Petikan Bacaan:

■ ■ ■ ■ ■

Tidak jarang kita mendengar orang yang mengutarakan hal ini, terlebih saat diskusi pada pembahasan tentang keimanan dan kekufuran. Maksud mereka tiada lain adalah membela para pelaku kesyirikan yang terang, bahwa mereka tidak boleh dikafirkan dengan alasan Imam Ahmad saja tidak mengkafirkan Al Ma’mun. Tapi benarkan hal ini, bahwa Imam Ahmad tidak mengkafirkan Al Makmun?!
Al Ma’mun adalah Khalifah Dinasti Abbasiyah yang ke-7, Abul Abbas Abdullah Al Ma’mun bin Harun Ar-Rasyid. Lahir tahun 786 M di Baghdad dan wafat pada tahun 833 di Tarsus. Kekuasaannya berlangsung dari tahun 813 sampai 833 masehi.
Pada masa kepemimpinannya kelompok Mu’tazilah berhasil memiliki pengaruh di kerajaan. Tokoh yang mempengaruhi Al Makmun sehingga ia menerima pandangan bahwa Al Qur’an adalah makhluk, alias ciptaan dan bukan sifat Allah adalah Ahmad bin Abi Du’at. Sehingga menjelang akhir kekuasaannya, Al Makmun mulai memaksakan akidah kufur ini kepada para ulama, diantara mereka adalah Ahmad bin Hanbal. Dalam merespon pemaksaan ini para ulama bisa dikelompokkan menjadi tiga. Pertama, ulama yang menolak sehingga disiksa dan sebagiannya ada yang mati. Kedua, mereka yang menerima karena paksaan. Ketiga mereka yang menerima dengan kerelaan. Dan diantara ulama yang tetap teguh dalam berpegang dengan akidah islam yang lurus adalah Al Imam Ahmad. Sampai beliau disiksa karenanya selama 3 generasi kekuasaan Dinasti Abbasiyah: Al Makmun, Al Mu’tashim dan Al Watsiq.
Kufurnya anggapan bahwa Al Qur’an adalah makhluk adalah perkara yang dikenal luas oleh ummat Islam. Karena kesabaran Al Imam Ahmad dalam ujian ini ia pun dinobatkan sebagai imamnya Ahlussunnah wal Jama’ah. Tapi benarkan Al Imam Ahmad tidak mengkafirkan Al Ma’mun, sedangkan dia yang mengajak manusia kepada kekufuran dan memaksakannya.

■ ■ ■ ■ ■

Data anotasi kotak
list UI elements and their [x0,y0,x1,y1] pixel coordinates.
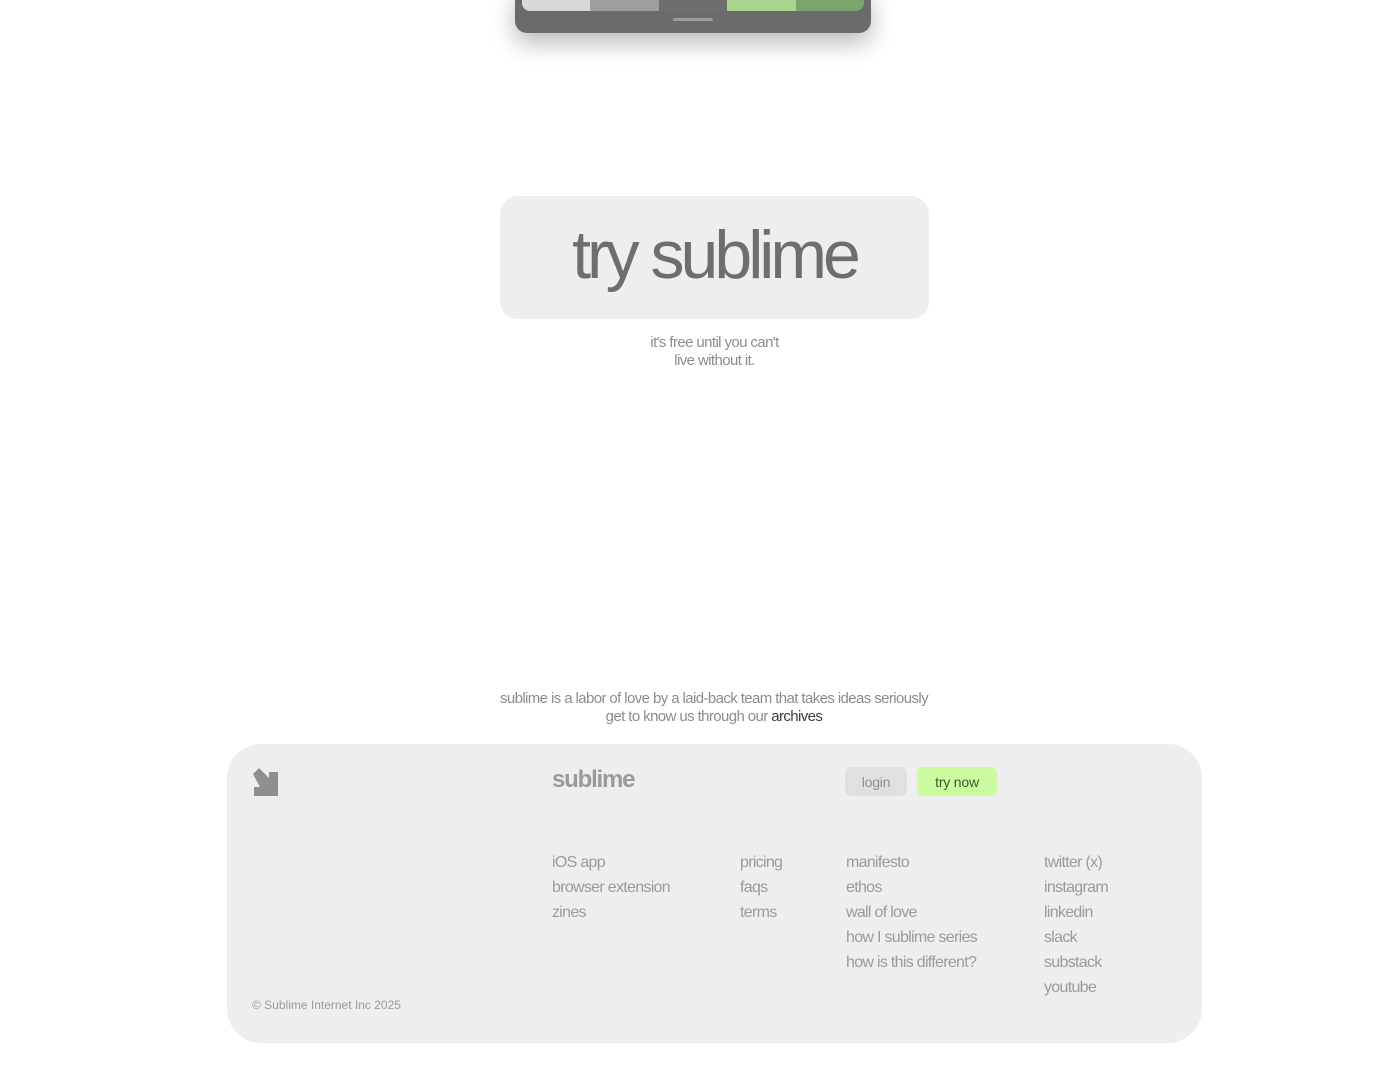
footer-link-manifesto[interactable]: manifesto [846,850,977,875]
footer-link-instagram[interactable]: instagram [1044,875,1109,900]
try-sublime-label: try sublime [572,216,861,293]
footer-column-social: twitter (x) instagram linkedin slack sub… [1044,850,1109,1000]
footer-link-wall-of-love[interactable]: wall of love [846,900,977,925]
footer-link-ethos[interactable]: ethos [846,875,977,900]
footer-link-how-different[interactable]: how is this different? [846,950,977,975]
footer-link-browser-extension[interactable]: browser extension [552,875,671,900]
cta-subtitle: it's free until you can't live without i… [500,334,929,370]
footer-column-info: pricing faqs terms [740,850,783,925]
footer-link-substack[interactable]: substack [1044,950,1108,975]
footer-brand[interactable]: sublime [552,766,636,794]
cta-subtitle-line: it's free until you can't [650,334,779,351]
footer-column-about: manifesto ethos wall of love how I subli… [846,850,978,975]
archives-link[interactable]: archives [771,708,823,725]
device-preview [515,0,871,33]
try-sublime-button[interactable]: try sublime [500,196,929,319]
footer-column-product: iOS app browser extension zines [552,850,671,925]
footer-link-zines[interactable]: zines [552,900,670,925]
color-swatch [795,0,864,11]
footer-link-terms[interactable]: terms [740,900,782,925]
login-button[interactable]: login [845,767,907,796]
footer-link-faqs[interactable]: faqs [740,875,782,900]
footer: sublime login try now iOS app browser ex… [227,744,1202,1043]
about-line-prefix: get to know us through our [605,708,772,725]
footer-link-linkedin[interactable]: linkedin [1044,900,1108,925]
home-indicator [673,18,713,21]
about-line: get to know us through our archives [380,708,1048,726]
footer-link-slack[interactable]: slack [1044,925,1108,950]
footer-link-ios-app[interactable]: iOS app [552,850,670,875]
footer-link-youtube[interactable]: youtube [1044,975,1108,1000]
copyright: © Sublime Internet Inc 2025 [252,998,401,1012]
color-swatch-strip [522,0,864,11]
cta-subtitle-line: live without it. [674,352,755,369]
about-line: sublime is a labor of love by a laid-bac… [499,690,929,707]
color-swatch [522,0,591,11]
about-text: sublime is a labor of love by a laid-bac… [380,690,1048,726]
color-swatch [658,0,728,11]
color-swatch [727,0,796,11]
try-now-button[interactable]: try now [917,767,997,796]
color-swatch [590,0,659,11]
arrow-down-right-icon[interactable] [250,767,280,797]
footer-link-how-i-sublime[interactable]: how I sublime series [846,925,978,950]
footer-link-twitter[interactable]: twitter (x) [1044,850,1108,875]
footer-link-pricing[interactable]: pricing [740,850,783,875]
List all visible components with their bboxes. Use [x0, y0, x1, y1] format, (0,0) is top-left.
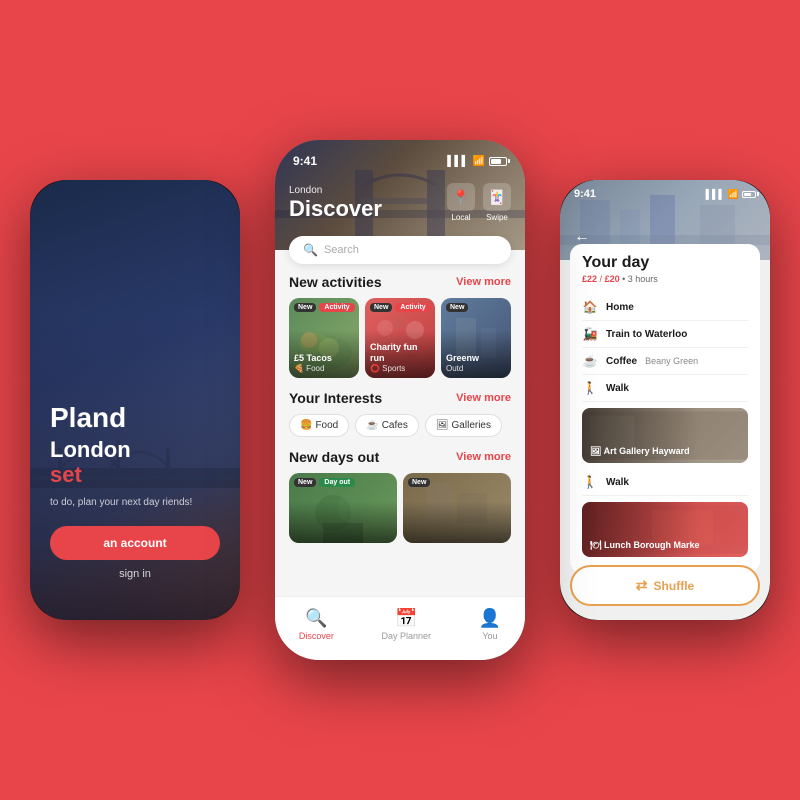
right-status-time: 9:41 — [574, 188, 596, 200]
phone-mid: 9:41 ▌▌▌ 📶 London Discover 📍 Local — [275, 140, 525, 660]
day-title: Your day — [582, 254, 748, 272]
day-card-1[interactable]: New Day out — [289, 473, 397, 543]
itinerary-walk-2: 🚶 Walk — [582, 469, 748, 496]
swipe-button[interactable]: 🃏 Swipe — [483, 183, 511, 222]
activity-greenw-name: Greenw — [446, 353, 506, 364]
itinerary-coffee-label: Coffee — [606, 356, 637, 367]
interests-section-title: Your Interests — [289, 390, 382, 406]
walk-icon-2: 🚶 — [582, 475, 598, 489]
itinerary-coffee-sub: Beany Green — [645, 356, 698, 366]
itinerary-lunch-card[interactable]: 🍽 Lunch Borough Marke — [582, 502, 748, 557]
mid-city: London — [289, 185, 382, 196]
day-card-2[interactable]: New — [403, 473, 511, 543]
activity-funrun-cat: ⭕ Sports — [370, 364, 430, 373]
sign-in-link[interactable]: sign in — [50, 568, 220, 580]
home-icon: 🏠 — [582, 300, 598, 314]
itinerary-train-label: Train to Waterloo — [606, 329, 687, 340]
coffee-icon: ☕ — [582, 354, 598, 368]
activity-card-funrun[interactable]: New Activity Charity fun run ⭕ Sports — [365, 298, 435, 378]
create-account-button[interactable]: an account — [50, 526, 220, 560]
activity-taco-cat: 🍕 Food — [294, 364, 354, 373]
tab-day-planner[interactable]: 📅 Day Planner — [382, 608, 432, 641]
search-placeholder: Search — [324, 244, 359, 256]
itinerary-train: 🚂 Train to Waterloo — [582, 321, 748, 348]
phone-right: 9:41 ▌▌▌ 📶 ← Your day £22 / £20 • 3 hour… — [560, 180, 770, 620]
badge-new-2: New — [370, 303, 392, 312]
train-icon: 🚂 — [582, 327, 598, 341]
badge-activity-2: Activity — [395, 303, 430, 312]
interests-view-more[interactable]: View more — [456, 392, 511, 404]
itinerary-home: 🏠 Home — [582, 294, 748, 321]
phone-left: Pland London set to do, plan your next d… — [30, 180, 240, 620]
tab-discover[interactable]: 🔍 Discover — [299, 608, 334, 641]
interest-galleries[interactable]: 🖼Galleries — [425, 414, 502, 437]
itinerary-walk2-label: Walk — [606, 477, 629, 488]
search-icon: 🔍 — [303, 243, 318, 257]
itinerary-walk-1: 🚶 Walk — [582, 375, 748, 402]
tab-bar: 🔍 Discover 📅 Day Planner 👤 You — [275, 596, 525, 660]
activities-view-more[interactable]: View more — [456, 276, 511, 288]
days-view-more[interactable]: View more — [456, 451, 511, 463]
day-badge-new-2: New — [408, 478, 430, 487]
walk-icon-1: 🚶 — [582, 381, 598, 395]
itinerary-list: 🏠 Home 🚂 Train to Waterloo ☕ Coffee Bean… — [582, 294, 748, 563]
days-section-title: New days out — [289, 449, 379, 465]
day-badge-dayout: Day out — [319, 478, 355, 487]
left-description: to do, plan your next day riends! — [50, 496, 220, 510]
shuffle-icon: ⇄ — [636, 577, 648, 594]
itinerary-gallery-card[interactable]: 🖼 Art Gallery Hayward — [582, 408, 748, 463]
activity-card-tacos[interactable]: New Activity £5 Tacos 🍕 Food — [289, 298, 359, 378]
mid-status-time: 9:41 — [293, 154, 317, 168]
day-meta: £22 / £20 • 3 hours — [582, 274, 748, 284]
activity-taco-name: £5 Tacos — [294, 353, 354, 364]
shuffle-button[interactable]: ⇄ Shuffle — [570, 565, 760, 606]
activity-card-greenw[interactable]: New Greenw Outd — [441, 298, 511, 378]
badge-activity: Activity — [319, 303, 354, 312]
badge-new-3: New — [446, 303, 468, 312]
itinerary-walk1-label: Walk — [606, 383, 629, 394]
interest-food[interactable]: 🍔Food — [289, 414, 349, 437]
itinerary-home-label: Home — [606, 302, 634, 313]
mid-discover-title: Discover — [289, 196, 382, 222]
interest-cafes[interactable]: ☕Cafes — [355, 414, 419, 437]
itinerary-coffee: ☕ Coffee Beany Green — [582, 348, 748, 375]
day-badge-new: New — [294, 478, 316, 487]
gallery-card-label: 🖼 Art Gallery Hayward — [590, 446, 690, 457]
left-app-title: Pland — [50, 403, 220, 434]
local-button[interactable]: 📍 Local — [447, 183, 475, 222]
activities-section-title: New activities — [289, 274, 382, 290]
tab-you[interactable]: 👤 You — [479, 608, 501, 641]
search-bar[interactable]: 🔍 Search — [289, 236, 511, 264]
shuffle-label: Shuffle — [654, 579, 695, 593]
activity-funrun-name: Charity fun run — [370, 342, 430, 364]
lunch-card-label: 🍽 Lunch Borough Marke — [590, 540, 699, 551]
left-subtitle: set — [50, 462, 220, 488]
activity-greenw-cat: Outd — [446, 364, 506, 373]
day-summary-card: Your day £22 / £20 • 3 hours 🏠 Home 🚂 Tr… — [570, 244, 760, 573]
badge-new: New — [294, 303, 316, 312]
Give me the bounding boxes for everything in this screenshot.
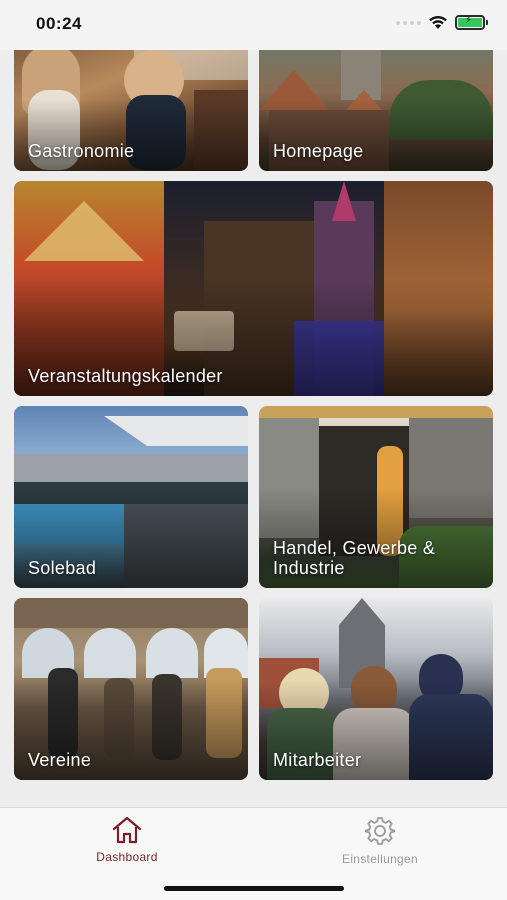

■ ■ ■ ■ ■

Petunjuk Tugas A:
Tentukan apakah setiap pernyataan berikut sesuai dengan teks tentang Imam Ahmad dan Al Ma’mun. Jawab ya atau tidak, lalu sertakan kutipan kata-kata teks yang menjadi dasarnya. (i) Al Ma’mun wafat di Baghdad. (ii) Ahmad bin Abi Du’at adalah tokoh yang membuat Al Makmun menerima pandangan bahwa Al Qur’an adalah makhluk. (iii) Imam Ahmad disiksa pada masa kekuasaan tiga khalifah Dinasti Abbasiyah.
Petunjuk Tugas B:
Lanjutkan teks tentang Imam Ahmad dan Al Ma’mun, dimulai setelah kalimat terakhirnya.

Jawaban yang Diharapkan A:
(i) Tidak. Teks menyebutkan: "Lahir tahun 786 M di Baghdad dan wafat pada tahun 833 di Tarsus."
(ii) Ya. Teks menyebutkan: "Tokoh yang mempengaruhi Al Makmun sehingga ia menerima pandangan bahwa Al Qur’an adalah makhluk, alias ciptaan dan bukan sifat Allah adalah Ahmad bin Abi Du’at."
(iii) Ya. Teks menyebutkan: "Sampai beliau disiksa karenanya selama 3 generasi kekuasaan Dinasti Abbasiyah: Al Makmun, Al Mu’tashim dan Al Watsiq."

Jawaban yang Diharapkan B:
Jawabnya adalah, tidak ada riwayat yang tegas yang mengungkapkan bahwa Al Imam Ahmad mengkafirkan atau tidak mengkafirkan Al Ma’mun. Tapi benar riwayatnya dari Al Imam Ahmad bahwa beliau abstain dalam menilai Al Ma’mun, kafir atau tidak dan kuatir akan nasibnya yang buruk (di akhirat). Karena dia mati diatas bid’ah yang sangat besar.
Diriwayatkan dari Al Imam Ahmad bahwa ia berkata:
1- “Bagaimana aku bisa mengatakan tentangnya “Amirul Mukminin” sedangkan dia sendiri mengatakan bahwa Al Qur’an adalah makhluk.” (As-Sunnah, Abdullah)
2- “Aku ingin memohonkan ampunan untuknya (Al Makmun), tapi aku tidak bisa. Lisanku kelu.”
3- “Tidak boleh shalat di belakangnya (orang yang meyakini Al Qur’an makhluk). Tapi bagiku seseorang tidak dikafirkan sampai ia mengajak oranglain kepadanya.”
4- Terdapat di dalam As-Sunnah, karya Al Khallal dari Abu Thalib ia berkata: Aku bilang kepada Abu Abdillah (Al Imam Ahmad): “Di Tarsus mereka melewati kuburan seseorang.” Kata penduduk Tarsus: “Yang kafir itu, semoga Allah tidak merahmatinya.” Lalu Al Imam Ahmad berkata: Benar! Semoga Allah tidak merahmatinya. Dialah orangnya yang membangun paham ini dan mendatangkan ini.
Maklum diketahui bahwa tidak diketahui seorang pun dari tokoh Jahmiyah yang dikubur di Tarsus selain Al Makmun, khalifah yang memaksakan paham kufur ini kepada ulama dan masyarakatnya.
Kesimpulan: Tidak ada statemen yang tegas dari Al Imam Ahmad bahwa ia mengkafirkan Al Makmun, begitu juga bahwa ia tidak mengkafirkannya. Tapi dari riwayat-riwayat yang ada indikasi kepada pengkafiran lebih kuat daripada kebalikannya.
Kedua, tidak ada kelaziman pada pengkafiran harus mengutarakan (tasrih). Bisa jadi Al Imam Ahmad mengkafirkan Al Ma’mun tapi menolah untuk mengutarakannya. Hal ini bisa disebabkan karena khawatir fitnah, atau dalam rangka menjaga persatuan ummat.
Wallahua’am.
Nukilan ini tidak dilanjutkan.